__Task to complete__
Of all the lines in the data below, how many contain "phút"? Report that number alone.

Dataset records
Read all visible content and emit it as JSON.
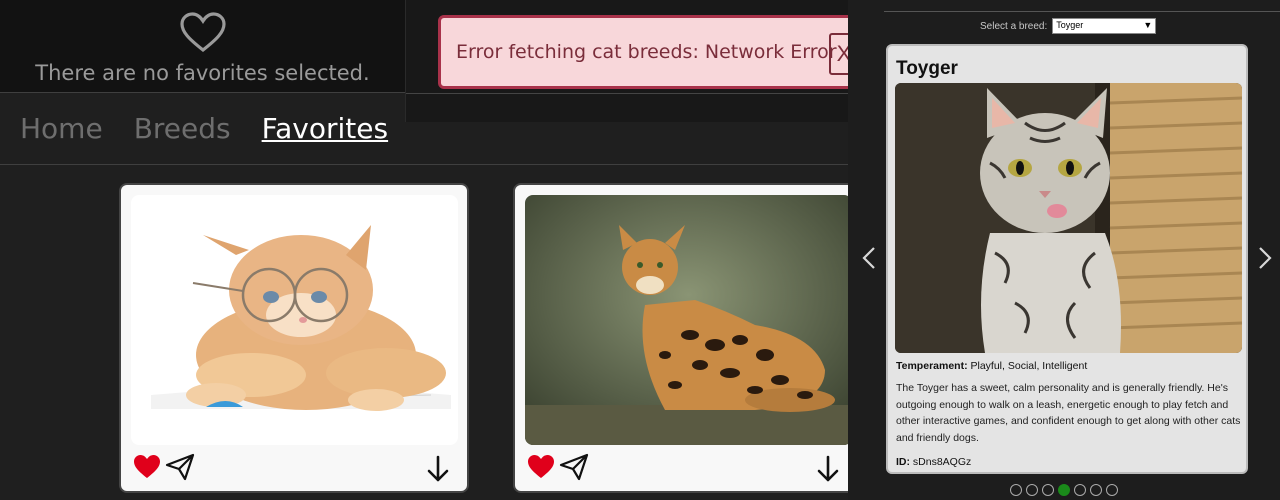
{
  "favorites": {
    "empty_text": "There are no favorites selected.",
    "icon": "heart-outline-icon"
  },
  "error": {
    "message": "Error fetching cat breeds: Network Error",
    "close_label": "X",
    "background": "#f8d7da",
    "border": "#a8324a"
  },
  "nav": {
    "items": [
      {
        "label": "Home"
      },
      {
        "label": "Breeds"
      },
      {
        "label": "Favorites"
      }
    ],
    "active": "Favorites"
  },
  "cards": [
    {
      "image": "kitten-with-glasses",
      "icons": [
        "heart-filled-icon",
        "send-icon",
        "download-icon"
      ]
    },
    {
      "image": "bengal-cat-sitting",
      "icons": [
        "heart-filled-icon",
        "send-icon",
        "download-icon"
      ]
    }
  ],
  "breed_panel": {
    "select_label": "Select a breed:",
    "selected_breed": "Toyger",
    "name": "Toyger",
    "temperament_label": "Temperament:",
    "temperament": "Playful, Social, Intelligent",
    "description": "The Toyger has a sweet, calm personality and is generally friendly. He's outgoing enough to walk on a leash, energetic enough to play fetch and other interactive games, and confident enough to get along with other cats and friendly dogs.",
    "id_label": "ID:",
    "id": "sDns8AQGz",
    "carousel_dots": 7,
    "active_dot": 4
  },
  "colors": {
    "accent_active_dot": "#1a8a1a",
    "heart": "#e0001b"
  }
}
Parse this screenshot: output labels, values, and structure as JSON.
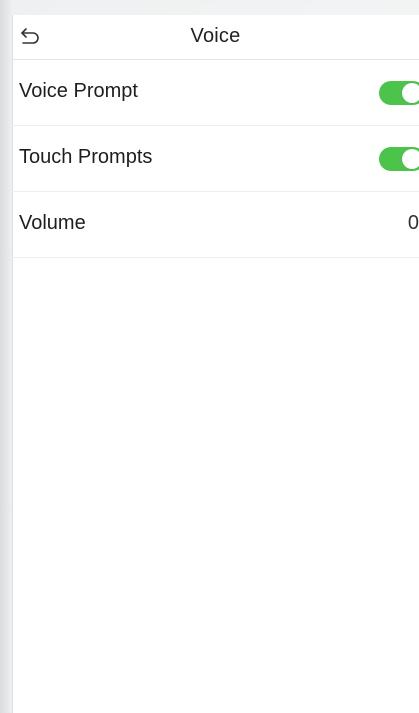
{
  "header": {
    "title": "Voice"
  },
  "settings": [
    {
      "label": "Voice Prompt",
      "type": "toggle",
      "on": true
    },
    {
      "label": "Touch Prompts",
      "type": "toggle",
      "on": true
    },
    {
      "label": "Volume",
      "type": "value",
      "value": "0"
    }
  ],
  "icons": {
    "back": "back-arrow-icon"
  },
  "colors": {
    "toggle_on": "#4cc44c",
    "background": "#ffffff"
  }
}
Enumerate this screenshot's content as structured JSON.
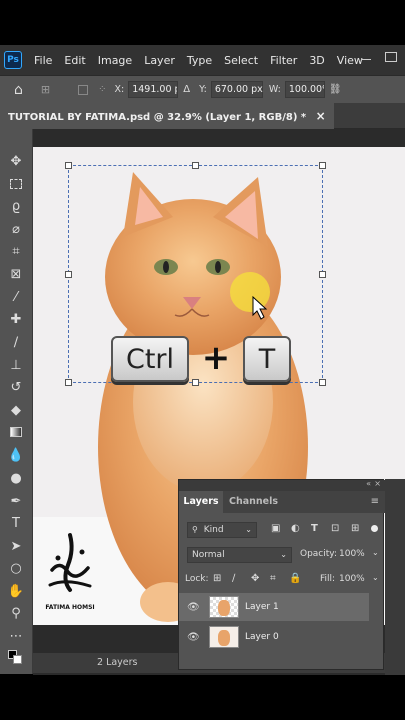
{
  "app": {
    "logo": "Ps",
    "menu": [
      "File",
      "Edit",
      "Image",
      "Layer",
      "Type",
      "Select",
      "Filter",
      "3D",
      "View"
    ]
  },
  "options": {
    "x_label": "X:",
    "x_value": "1491.00 p",
    "y_label": "Y:",
    "y_value": "670.00 px",
    "w_label": "W:",
    "w_value": "100.00%"
  },
  "document": {
    "tab_title": "TUTORIAL BY FATIMA.psd @ 32.9% (Layer 1, RGB/8) *",
    "close_glyph": "×"
  },
  "overlay": {
    "key1": "Ctrl",
    "plus": "+",
    "key2": "T"
  },
  "watermark": {
    "name": "FATIMA HOMSI"
  },
  "layers_panel": {
    "tab_layers": "Layers",
    "tab_channels": "Channels",
    "filter_kind": "Kind",
    "blend_mode": "Normal",
    "opacity_label": "Opacity:",
    "opacity_value": "100%",
    "lock_label": "Lock:",
    "fill_label": "Fill:",
    "fill_value": "100%",
    "layers": [
      {
        "name": "Layer 1",
        "selected": true
      },
      {
        "name": "Layer 0",
        "selected": false
      }
    ]
  },
  "status": {
    "layers_count": "2 Layers"
  },
  "colors": {
    "accent": "#31a8ff",
    "panel": "#535353",
    "canvas": "#f1eff0"
  }
}
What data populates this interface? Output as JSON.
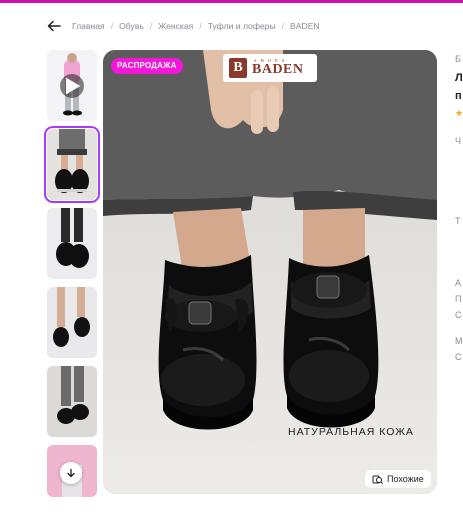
{
  "breadcrumbs": [
    "Главная",
    "Обувь",
    "Женская",
    "Туфли и лоферы",
    "BADEN"
  ],
  "sale_badge": "РАСПРОДАЖА",
  "logo": {
    "mark": "B",
    "small": "SHOES",
    "brand": "BADEN"
  },
  "caption": "НАТУРАЛЬНАЯ КОЖА",
  "similar_label": "Похожие",
  "right_panel_fragments": [
    "Б",
    "Л",
    "п",
    "★",
    "Ч",
    "Т",
    "А",
    "П",
    "С",
    "М",
    "С"
  ],
  "colors": {
    "accent": "#a73afd",
    "sale": "#f615da",
    "topbar": "#cb11ab"
  },
  "icons": [
    "back-arrow-icon",
    "play-icon",
    "scroll-down-icon",
    "similar-icon"
  ]
}
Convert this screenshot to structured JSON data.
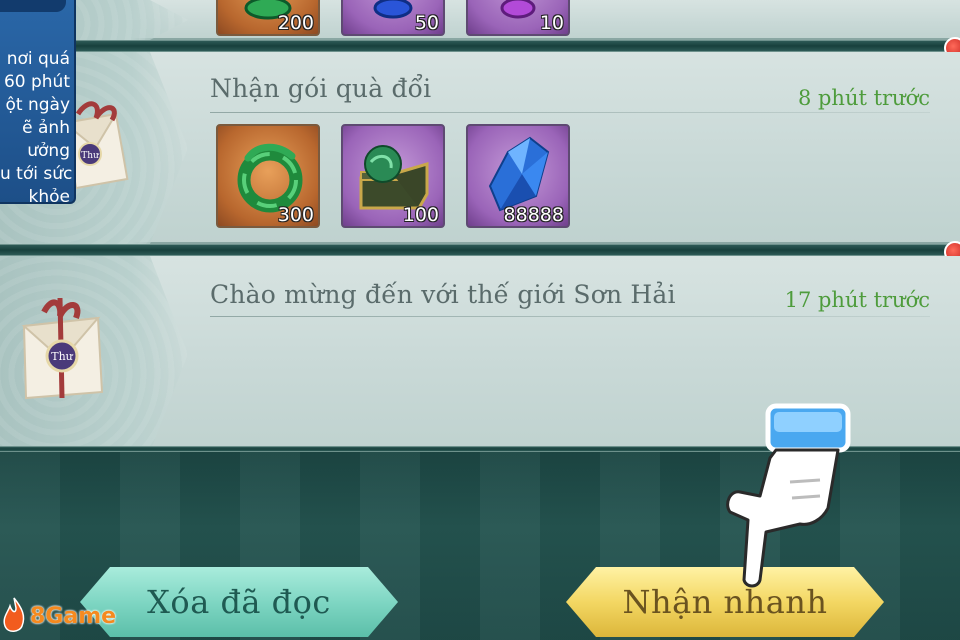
{
  "notice": {
    "lines": [
      "nơi quá",
      "60 phút",
      "ột ngày",
      "ẽ ảnh",
      "ưởng",
      "u tới sức",
      "khỏe"
    ]
  },
  "mails": [
    {
      "subject": "",
      "time": "",
      "items": [
        {
          "icon": "green-gem-icon",
          "count": "200"
        },
        {
          "icon": "blue-gem-icon",
          "count": "50"
        },
        {
          "icon": "purple-gem-icon",
          "count": "10"
        }
      ]
    },
    {
      "subject": "Nhận gói quà đổi",
      "time": "8 phút trước",
      "envelope_label": "Thư",
      "items": [
        {
          "icon": "jade-ring-icon",
          "count": "300"
        },
        {
          "icon": "treasure-chest-icon",
          "count": "100"
        },
        {
          "icon": "blue-crystal-icon",
          "count": "88888"
        }
      ]
    },
    {
      "subject": "Chào mừng đến với thế giới Sơn Hải",
      "time": "17 phút trước",
      "envelope_label": "Thư",
      "items": []
    }
  ],
  "buttons": {
    "delete_read": "Xóa đã đọc",
    "quick_receive": "Nhận nhanh"
  },
  "logo": {
    "text": "8Game"
  },
  "colors": {
    "time_green": "#4e9c3c",
    "teal_button": "#7fd6c3",
    "gold_button": "#f3d763",
    "notification_red": "#c21f1a"
  }
}
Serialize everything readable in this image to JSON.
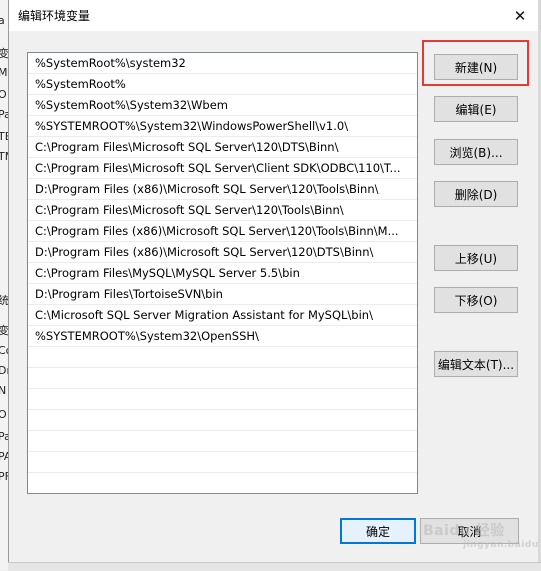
{
  "window": {
    "title": "编辑环境变量",
    "close_glyph": "✕"
  },
  "background_peek": [
    "a",
    "变",
    "M",
    "O",
    "Pa",
    "TE",
    "TM",
    "统",
    "变",
    "Co",
    "Dr",
    "N",
    "O",
    "Pa",
    "PA",
    "PF"
  ],
  "path_list": {
    "items": [
      "%SystemRoot%\\system32",
      "%SystemRoot%",
      "%SystemRoot%\\System32\\Wbem",
      "%SYSTEMROOT%\\System32\\WindowsPowerShell\\v1.0\\",
      "C:\\Program Files\\Microsoft SQL Server\\120\\DTS\\Binn\\",
      "C:\\Program Files\\Microsoft SQL Server\\Client SDK\\ODBC\\110\\T...",
      "D:\\Program Files (x86)\\Microsoft SQL Server\\120\\Tools\\Binn\\",
      "C:\\Program Files\\Microsoft SQL Server\\120\\Tools\\Binn\\",
      "C:\\Program Files (x86)\\Microsoft SQL Server\\120\\Tools\\Binn\\M...",
      "D:\\Program Files (x86)\\Microsoft SQL Server\\120\\DTS\\Binn\\",
      "C:\\Program Files\\MySQL\\MySQL Server 5.5\\bin",
      "D:\\Program Files\\TortoiseSVN\\bin",
      "C:\\Microsoft SQL Server Migration Assistant for MySQL\\bin\\",
      "%SYSTEMROOT%\\System32\\OpenSSH\\",
      "",
      "",
      "",
      "",
      "",
      "",
      ""
    ]
  },
  "buttons": {
    "new": "新建(N)",
    "edit": "编辑(E)",
    "browse": "浏览(B)...",
    "delete": "删除(D)",
    "move_up": "上移(U)",
    "move_down": "下移(O)",
    "edit_text": "编辑文本(T)...",
    "ok": "确定",
    "cancel": "取消"
  },
  "watermark": {
    "word": "Baidu 经验",
    "sub": "jingyan.baidu.com"
  },
  "colors": {
    "highlight": "#e53935",
    "ok_border": "#0078d7"
  }
}
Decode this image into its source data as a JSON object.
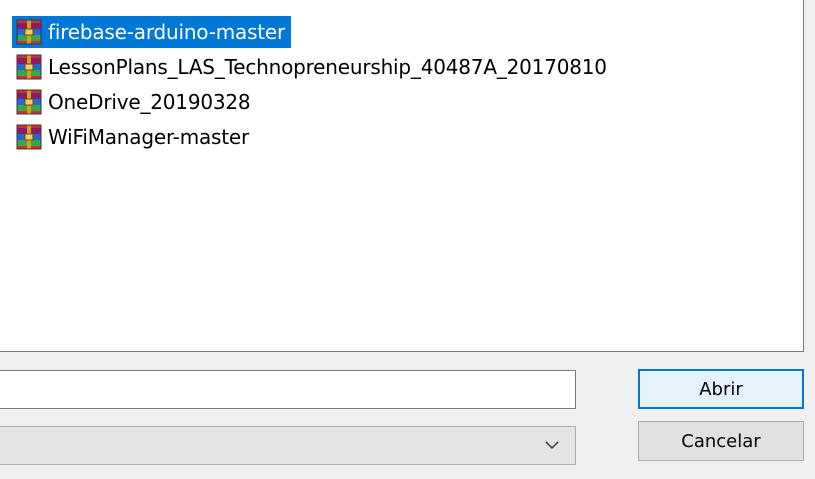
{
  "file_list": {
    "items": [
      {
        "name": "firebase-arduino-master",
        "icon": "winrar-archive-icon",
        "selected": true
      },
      {
        "name": "LessonPlans_LAS_Technopreneurship_40487A_20170810",
        "icon": "winrar-archive-icon",
        "selected": false
      },
      {
        "name": "OneDrive_20190328",
        "icon": "winrar-archive-icon",
        "selected": false
      },
      {
        "name": "WiFiManager-master",
        "icon": "winrar-archive-icon",
        "selected": false
      }
    ]
  },
  "filename_field": {
    "value": ""
  },
  "filetype_select": {
    "value": ""
  },
  "buttons": {
    "open_label": "Abrir",
    "cancel_label": "Cancelar"
  },
  "colors": {
    "selection": "#0078d7",
    "default_button_bg": "#e5f1fb",
    "button_bg": "#e1e1e1"
  }
}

__Written reply__
3